WHAT YOU HAVE TO DO:
Repeat the whole of the data, keeping every detail the same.

RECORDS SHOWN:
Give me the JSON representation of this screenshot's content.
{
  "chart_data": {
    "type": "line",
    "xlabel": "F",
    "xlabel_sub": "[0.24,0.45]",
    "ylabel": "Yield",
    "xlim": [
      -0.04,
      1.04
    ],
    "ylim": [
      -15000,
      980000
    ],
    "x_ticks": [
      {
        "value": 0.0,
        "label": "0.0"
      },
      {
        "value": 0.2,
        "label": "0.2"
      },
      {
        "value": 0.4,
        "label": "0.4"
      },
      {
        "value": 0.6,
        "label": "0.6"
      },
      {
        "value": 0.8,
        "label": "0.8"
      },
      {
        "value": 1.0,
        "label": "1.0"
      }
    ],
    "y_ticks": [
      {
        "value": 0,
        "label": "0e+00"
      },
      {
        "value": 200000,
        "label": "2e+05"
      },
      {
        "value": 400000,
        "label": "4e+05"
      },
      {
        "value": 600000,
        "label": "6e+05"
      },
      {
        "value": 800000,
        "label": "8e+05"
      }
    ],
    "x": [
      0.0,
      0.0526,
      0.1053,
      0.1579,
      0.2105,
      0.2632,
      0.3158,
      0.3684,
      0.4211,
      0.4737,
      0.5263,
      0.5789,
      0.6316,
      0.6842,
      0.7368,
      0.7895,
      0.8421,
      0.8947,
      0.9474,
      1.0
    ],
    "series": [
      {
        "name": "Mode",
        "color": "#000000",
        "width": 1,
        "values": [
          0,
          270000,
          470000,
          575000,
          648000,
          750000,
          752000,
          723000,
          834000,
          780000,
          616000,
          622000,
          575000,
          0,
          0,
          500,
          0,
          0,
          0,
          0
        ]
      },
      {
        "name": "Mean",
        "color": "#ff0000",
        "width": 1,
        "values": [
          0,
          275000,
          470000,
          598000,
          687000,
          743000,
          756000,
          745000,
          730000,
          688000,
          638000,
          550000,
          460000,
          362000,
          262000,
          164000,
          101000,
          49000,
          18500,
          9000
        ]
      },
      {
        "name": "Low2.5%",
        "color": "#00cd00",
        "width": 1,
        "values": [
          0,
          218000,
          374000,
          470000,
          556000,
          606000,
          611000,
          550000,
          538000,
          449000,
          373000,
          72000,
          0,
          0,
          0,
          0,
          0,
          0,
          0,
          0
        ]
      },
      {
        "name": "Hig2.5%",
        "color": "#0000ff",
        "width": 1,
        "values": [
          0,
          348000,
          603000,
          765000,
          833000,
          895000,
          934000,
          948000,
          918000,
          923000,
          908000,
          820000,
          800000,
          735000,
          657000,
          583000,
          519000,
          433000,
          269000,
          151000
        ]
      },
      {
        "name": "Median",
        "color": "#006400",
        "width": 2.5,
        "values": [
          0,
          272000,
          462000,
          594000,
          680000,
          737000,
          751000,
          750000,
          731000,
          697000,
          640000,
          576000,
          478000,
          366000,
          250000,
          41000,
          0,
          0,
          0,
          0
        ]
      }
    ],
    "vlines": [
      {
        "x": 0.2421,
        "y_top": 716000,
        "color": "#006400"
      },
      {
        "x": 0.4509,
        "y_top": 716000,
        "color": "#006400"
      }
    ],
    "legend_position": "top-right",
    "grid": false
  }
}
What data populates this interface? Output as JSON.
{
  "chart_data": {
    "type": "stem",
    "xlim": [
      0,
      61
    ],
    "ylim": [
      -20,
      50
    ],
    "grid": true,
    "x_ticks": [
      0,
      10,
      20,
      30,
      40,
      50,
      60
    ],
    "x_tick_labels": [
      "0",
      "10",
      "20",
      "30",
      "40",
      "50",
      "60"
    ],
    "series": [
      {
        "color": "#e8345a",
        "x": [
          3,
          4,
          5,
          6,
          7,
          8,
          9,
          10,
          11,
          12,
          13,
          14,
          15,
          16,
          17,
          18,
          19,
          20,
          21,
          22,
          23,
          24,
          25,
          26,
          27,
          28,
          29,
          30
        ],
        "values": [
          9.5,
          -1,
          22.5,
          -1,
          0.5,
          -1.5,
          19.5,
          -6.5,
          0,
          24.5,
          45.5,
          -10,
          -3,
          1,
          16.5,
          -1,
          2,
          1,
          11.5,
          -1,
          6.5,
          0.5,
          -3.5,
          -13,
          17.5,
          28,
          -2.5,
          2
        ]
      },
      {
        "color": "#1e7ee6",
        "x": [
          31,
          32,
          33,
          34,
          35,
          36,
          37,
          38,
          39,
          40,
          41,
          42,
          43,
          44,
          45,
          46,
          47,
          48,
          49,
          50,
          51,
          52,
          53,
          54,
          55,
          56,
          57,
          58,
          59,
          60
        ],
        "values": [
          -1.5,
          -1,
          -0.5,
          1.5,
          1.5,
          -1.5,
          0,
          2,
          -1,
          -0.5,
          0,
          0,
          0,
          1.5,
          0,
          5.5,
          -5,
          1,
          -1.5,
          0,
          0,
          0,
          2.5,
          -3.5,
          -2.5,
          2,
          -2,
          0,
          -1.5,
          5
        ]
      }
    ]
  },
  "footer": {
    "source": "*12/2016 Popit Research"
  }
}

SOLUTION FOR THIS TASK:
Give me the JSON representation of this screenshot's content.
{
  "chart_data": {
    "type": "line",
    "xlabel": "F",
    "xlabel_sub": "[0.24,0.45]",
    "ylabel": "Yield",
    "xlim": [
      -0.04,
      1.04
    ],
    "ylim": [
      -15000,
      980000
    ],
    "x_ticks": [
      {
        "value": 0.0,
        "label": "0.0"
      },
      {
        "value": 0.2,
        "label": "0.2"
      },
      {
        "value": 0.4,
        "label": "0.4"
      },
      {
        "value": 0.6,
        "label": "0.6"
      },
      {
        "value": 0.8,
        "label": "0.8"
      },
      {
        "value": 1.0,
        "label": "1.0"
      }
    ],
    "y_ticks": [
      {
        "value": 0,
        "label": "0e+00"
      },
      {
        "value": 200000,
        "label": "2e+05"
      },
      {
        "value": 400000,
        "label": "4e+05"
      },
      {
        "value": 600000,
        "label": "6e+05"
      },
      {
        "value": 800000,
        "label": "8e+05"
      }
    ],
    "x": [
      0.0,
      0.0526,
      0.1053,
      0.1579,
      0.2105,
      0.2632,
      0.3158,
      0.3684,
      0.4211,
      0.4737,
      0.5263,
      0.5789,
      0.6316,
      0.6842,
      0.7368,
      0.7895,
      0.8421,
      0.8947,
      0.9474,
      1.0
    ],
    "series": [
      {
        "name": "Mode",
        "color": "#000000",
        "width": 1,
        "values": [
          0,
          270000,
          470000,
          575000,
          648000,
          750000,
          752000,
          723000,
          834000,
          780000,
          616000,
          622000,
          575000,
          0,
          0,
          500,
          0,
          0,
          0,
          0
        ]
      },
      {
        "name": "Mean",
        "color": "#ff0000",
        "width": 1,
        "values": [
          0,
          275000,
          470000,
          598000,
          687000,
          743000,
          756000,
          745000,
          730000,
          688000,
          638000,
          550000,
          460000,
          362000,
          262000,
          164000,
          101000,
          49000,
          18500,
          9000
        ]
      },
      {
        "name": "Low2.5%",
        "color": "#00cd00",
        "width": 1,
        "values": [
          0,
          218000,
          374000,
          470000,
          556000,
          606000,
          611000,
          550000,
          538000,
          449000,
          373000,
          72000,
          0,
          0,
          0,
          0,
          0,
          0,
          0,
          0
        ]
      },
      {
        "name": "Hig2.5%",
        "color": "#0000ff",
        "width": 1,
        "values": [
          0,
          348000,
          603000,
          765000,
          833000,
          895000,
          934000,
          948000,
          918000,
          923000,
          908000,
          820000,
          800000,
          735000,
          657000,
          583000,
          519000,
          433000,
          269000,
          151000
        ]
      },
      {
        "name": "Median",
        "color": "#006400",
        "width": 2.5,
        "values": [
          0,
          272000,
          462000,
          594000,
          680000,
          737000,
          751000,
          750000,
          731000,
          697000,
          640000,
          576000,
          478000,
          366000,
          250000,
          41000,
          0,
          0,
          0,
          0
        ]
      }
    ],
    "vlines": [
      {
        "x": 0.2421,
        "y_top": 716000,
        "color": "#006400"
      },
      {
        "x": 0.4509,
        "y_top": 716000,
        "color": "#006400"
      }
    ],
    "legend_position": "top-right",
    "grid": false
  }
}
What data populates this interface? Output as JSON.
{
  "chart_data": {
    "type": "stem",
    "xlim": [
      0,
      61
    ],
    "ylim": [
      -20,
      50
    ],
    "grid": true,
    "x_ticks": [
      0,
      10,
      20,
      30,
      40,
      50,
      60
    ],
    "x_tick_labels": [
      "0",
      "10",
      "20",
      "30",
      "40",
      "50",
      "60"
    ],
    "series": [
      {
        "color": "#e8345a",
        "x": [
          3,
          4,
          5,
          6,
          7,
          8,
          9,
          10,
          11,
          12,
          13,
          14,
          15,
          16,
          17,
          18,
          19,
          20,
          21,
          22,
          23,
          24,
          25,
          26,
          27,
          28,
          29,
          30
        ],
        "values": [
          9.5,
          -1,
          22.5,
          -1,
          0.5,
          -1.5,
          19.5,
          -6.5,
          0,
          24.5,
          45.5,
          -10,
          -3,
          1,
          16.5,
          -1,
          2,
          1,
          11.5,
          -1,
          6.5,
          0.5,
          -3.5,
          -13,
          17.5,
          28,
          -2.5,
          2
        ]
      },
      {
        "color": "#1e7ee6",
        "x": [
          31,
          32,
          33,
          34,
          35,
          36,
          37,
          38,
          39,
          40,
          41,
          42,
          43,
          44,
          45,
          46,
          47,
          48,
          49,
          50,
          51,
          52,
          53,
          54,
          55,
          56,
          57,
          58,
          59,
          60
        ],
        "values": [
          -1.5,
          -1,
          -0.5,
          1.5,
          1.5,
          -1.5,
          0,
          2,
          -1,
          -0.5,
          0,
          0,
          0,
          1.5,
          0,
          5.5,
          -5,
          1,
          -1.5,
          0,
          0,
          0,
          2.5,
          -3.5,
          -2.5,
          2,
          -2,
          0,
          -1.5,
          5
        ]
      }
    ]
  },
  "footer": {
    "source": "*12/2016 Popit Research"
  }
}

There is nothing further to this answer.